● DATA RECORDS:
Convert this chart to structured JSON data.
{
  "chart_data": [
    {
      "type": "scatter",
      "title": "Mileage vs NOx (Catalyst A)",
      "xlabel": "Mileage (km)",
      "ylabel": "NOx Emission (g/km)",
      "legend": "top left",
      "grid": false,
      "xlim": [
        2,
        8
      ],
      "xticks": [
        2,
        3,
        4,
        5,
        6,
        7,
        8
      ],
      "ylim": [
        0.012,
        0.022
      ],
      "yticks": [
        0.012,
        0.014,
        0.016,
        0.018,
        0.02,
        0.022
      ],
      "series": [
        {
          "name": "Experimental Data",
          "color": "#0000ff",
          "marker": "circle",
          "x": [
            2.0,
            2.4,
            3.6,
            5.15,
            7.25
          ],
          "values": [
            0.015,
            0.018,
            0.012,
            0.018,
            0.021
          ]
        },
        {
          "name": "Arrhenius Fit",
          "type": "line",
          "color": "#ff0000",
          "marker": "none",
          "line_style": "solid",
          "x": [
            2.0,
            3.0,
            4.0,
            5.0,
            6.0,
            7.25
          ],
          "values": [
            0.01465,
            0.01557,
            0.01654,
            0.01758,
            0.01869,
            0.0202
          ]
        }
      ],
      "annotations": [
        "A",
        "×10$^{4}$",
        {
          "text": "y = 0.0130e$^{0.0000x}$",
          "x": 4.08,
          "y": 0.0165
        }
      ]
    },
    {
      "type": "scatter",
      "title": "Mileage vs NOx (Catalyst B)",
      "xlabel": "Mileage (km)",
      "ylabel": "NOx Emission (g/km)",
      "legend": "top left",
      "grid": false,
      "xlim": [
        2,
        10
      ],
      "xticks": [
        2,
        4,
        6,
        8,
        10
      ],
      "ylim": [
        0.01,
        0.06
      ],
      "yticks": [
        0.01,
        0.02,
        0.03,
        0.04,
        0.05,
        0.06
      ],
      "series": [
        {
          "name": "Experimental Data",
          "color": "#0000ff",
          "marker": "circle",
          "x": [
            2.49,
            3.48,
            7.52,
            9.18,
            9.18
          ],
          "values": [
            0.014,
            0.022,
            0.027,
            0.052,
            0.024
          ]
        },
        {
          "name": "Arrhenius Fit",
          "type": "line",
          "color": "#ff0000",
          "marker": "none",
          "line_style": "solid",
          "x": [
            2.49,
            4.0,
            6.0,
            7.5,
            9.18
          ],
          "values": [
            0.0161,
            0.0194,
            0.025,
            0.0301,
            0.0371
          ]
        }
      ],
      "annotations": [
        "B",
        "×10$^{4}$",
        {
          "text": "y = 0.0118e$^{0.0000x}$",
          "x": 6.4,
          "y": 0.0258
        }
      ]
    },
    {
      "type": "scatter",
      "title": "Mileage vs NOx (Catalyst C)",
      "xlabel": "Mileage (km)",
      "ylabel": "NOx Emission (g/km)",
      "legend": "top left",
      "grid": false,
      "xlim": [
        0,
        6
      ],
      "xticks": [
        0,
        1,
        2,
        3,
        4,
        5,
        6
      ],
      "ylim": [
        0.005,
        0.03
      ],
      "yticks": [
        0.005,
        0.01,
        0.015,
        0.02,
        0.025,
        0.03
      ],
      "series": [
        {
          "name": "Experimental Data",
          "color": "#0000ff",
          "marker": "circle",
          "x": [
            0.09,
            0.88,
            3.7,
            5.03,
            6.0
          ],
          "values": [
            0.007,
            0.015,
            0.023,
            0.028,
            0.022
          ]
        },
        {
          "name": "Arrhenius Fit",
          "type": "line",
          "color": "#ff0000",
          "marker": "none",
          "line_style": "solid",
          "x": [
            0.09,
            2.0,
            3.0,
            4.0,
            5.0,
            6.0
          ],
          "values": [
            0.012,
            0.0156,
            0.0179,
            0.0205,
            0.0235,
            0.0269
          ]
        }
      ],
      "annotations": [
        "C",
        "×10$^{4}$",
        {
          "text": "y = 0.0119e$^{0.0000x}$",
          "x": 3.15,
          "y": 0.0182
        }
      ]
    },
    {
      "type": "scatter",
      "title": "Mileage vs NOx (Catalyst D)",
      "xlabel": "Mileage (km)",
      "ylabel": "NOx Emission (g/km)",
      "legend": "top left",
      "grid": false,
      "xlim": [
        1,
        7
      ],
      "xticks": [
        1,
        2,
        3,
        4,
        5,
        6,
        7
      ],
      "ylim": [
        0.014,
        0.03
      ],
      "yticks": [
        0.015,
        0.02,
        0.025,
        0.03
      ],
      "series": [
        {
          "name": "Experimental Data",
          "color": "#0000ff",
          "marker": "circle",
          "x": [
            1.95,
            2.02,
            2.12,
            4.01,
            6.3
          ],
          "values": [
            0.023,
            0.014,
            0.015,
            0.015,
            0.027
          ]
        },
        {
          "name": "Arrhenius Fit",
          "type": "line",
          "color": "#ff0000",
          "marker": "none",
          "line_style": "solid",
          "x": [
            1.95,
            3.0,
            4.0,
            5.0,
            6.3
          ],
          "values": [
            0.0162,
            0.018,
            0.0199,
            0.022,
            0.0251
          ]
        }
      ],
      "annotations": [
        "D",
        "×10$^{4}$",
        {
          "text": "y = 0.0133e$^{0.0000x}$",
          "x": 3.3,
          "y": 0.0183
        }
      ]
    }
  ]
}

● EXERCISE TASK:
Faithfully transcribe the whole of the data.

● EXERCISE RESULT:
Convert this chart to structured JSON data.
{
  "chart_data": [
    {
      "type": "scatter",
      "title": "Mileage vs NOx (Catalyst A)",
      "xlabel": "Mileage (km)",
      "ylabel": "NOx Emission (g/km)",
      "legend": "top left",
      "grid": false,
      "xlim": [
        2,
        8
      ],
      "xticks": [
        2,
        3,
        4,
        5,
        6,
        7,
        8
      ],
      "ylim": [
        0.012,
        0.022
      ],
      "yticks": [
        0.012,
        0.014,
        0.016,
        0.018,
        0.02,
        0.022
      ],
      "series": [
        {
          "name": "Experimental Data",
          "color": "#0000ff",
          "marker": "circle",
          "x": [
            2.0,
            2.4,
            3.6,
            5.15,
            7.25
          ],
          "values": [
            0.015,
            0.018,
            0.012,
            0.018,
            0.021
          ]
        },
        {
          "name": "Arrhenius Fit",
          "type": "line",
          "color": "#ff0000",
          "marker": "none",
          "line_style": "solid",
          "x": [
            2.0,
            3.0,
            4.0,
            5.0,
            6.0,
            7.25
          ],
          "values": [
            0.01465,
            0.01557,
            0.01654,
            0.01758,
            0.01869,
            0.0202
          ]
        }
      ],
      "annotations": [
        "A",
        "×10$^{4}$",
        {
          "text": "y = 0.0130e$^{0.0000x}$",
          "x": 4.08,
          "y": 0.0165
        }
      ]
    },
    {
      "type": "scatter",
      "title": "Mileage vs NOx (Catalyst B)",
      "xlabel": "Mileage (km)",
      "ylabel": "NOx Emission (g/km)",
      "legend": "top left",
      "grid": false,
      "xlim": [
        2,
        10
      ],
      "xticks": [
        2,
        4,
        6,
        8,
        10
      ],
      "ylim": [
        0.01,
        0.06
      ],
      "yticks": [
        0.01,
        0.02,
        0.03,
        0.04,
        0.05,
        0.06
      ],
      "series": [
        {
          "name": "Experimental Data",
          "color": "#0000ff",
          "marker": "circle",
          "x": [
            2.49,
            3.48,
            7.52,
            9.18,
            9.18
          ],
          "values": [
            0.014,
            0.022,
            0.027,
            0.052,
            0.024
          ]
        },
        {
          "name": "Arrhenius Fit",
          "type": "line",
          "color": "#ff0000",
          "marker": "none",
          "line_style": "solid",
          "x": [
            2.49,
            4.0,
            6.0,
            7.5,
            9.18
          ],
          "values": [
            0.0161,
            0.0194,
            0.025,
            0.0301,
            0.0371
          ]
        }
      ],
      "annotations": [
        "B",
        "×10$^{4}$",
        {
          "text": "y = 0.0118e$^{0.0000x}$",
          "x": 6.4,
          "y": 0.0258
        }
      ]
    },
    {
      "type": "scatter",
      "title": "Mileage vs NOx (Catalyst C)",
      "xlabel": "Mileage (km)",
      "ylabel": "NOx Emission (g/km)",
      "legend": "top left",
      "grid": false,
      "xlim": [
        0,
        6
      ],
      "xticks": [
        0,
        1,
        2,
        3,
        4,
        5,
        6
      ],
      "ylim": [
        0.005,
        0.03
      ],
      "yticks": [
        0.005,
        0.01,
        0.015,
        0.02,
        0.025,
        0.03
      ],
      "series": [
        {
          "name": "Experimental Data",
          "color": "#0000ff",
          "marker": "circle",
          "x": [
            0.09,
            0.88,
            3.7,
            5.03,
            6.0
          ],
          "values": [
            0.007,
            0.015,
            0.023,
            0.028,
            0.022
          ]
        },
        {
          "name": "Arrhenius Fit",
          "type": "line",
          "color": "#ff0000",
          "marker": "none",
          "line_style": "solid",
          "x": [
            0.09,
            2.0,
            3.0,
            4.0,
            5.0,
            6.0
          ],
          "values": [
            0.012,
            0.0156,
            0.0179,
            0.0205,
            0.0235,
            0.0269
          ]
        }
      ],
      "annotations": [
        "C",
        "×10$^{4}$",
        {
          "text": "y = 0.0119e$^{0.0000x}$",
          "x": 3.15,
          "y": 0.0182
        }
      ]
    },
    {
      "type": "scatter",
      "title": "Mileage vs NOx (Catalyst D)",
      "xlabel": "Mileage (km)",
      "ylabel": "NOx Emission (g/km)",
      "legend": "top left",
      "grid": false,
      "xlim": [
        1,
        7
      ],
      "xticks": [
        1,
        2,
        3,
        4,
        5,
        6,
        7
      ],
      "ylim": [
        0.014,
        0.03
      ],
      "yticks": [
        0.015,
        0.02,
        0.025,
        0.03
      ],
      "series": [
        {
          "name": "Experimental Data",
          "color": "#0000ff",
          "marker": "circle",
          "x": [
            1.95,
            2.02,
            2.12,
            4.01,
            6.3
          ],
          "values": [
            0.023,
            0.014,
            0.015,
            0.015,
            0.027
          ]
        },
        {
          "name": "Arrhenius Fit",
          "type": "line",
          "color": "#ff0000",
          "marker": "none",
          "line_style": "solid",
          "x": [
            1.95,
            3.0,
            4.0,
            5.0,
            6.3
          ],
          "values": [
            0.0162,
            0.018,
            0.0199,
            0.022,
            0.0251
          ]
        }
      ],
      "annotations": [
        "D",
        "×10$^{4}$",
        {
          "text": "y = 0.0133e$^{0.0000x}$",
          "x": 3.3,
          "y": 0.0183
        }
      ]
    }
  ]
}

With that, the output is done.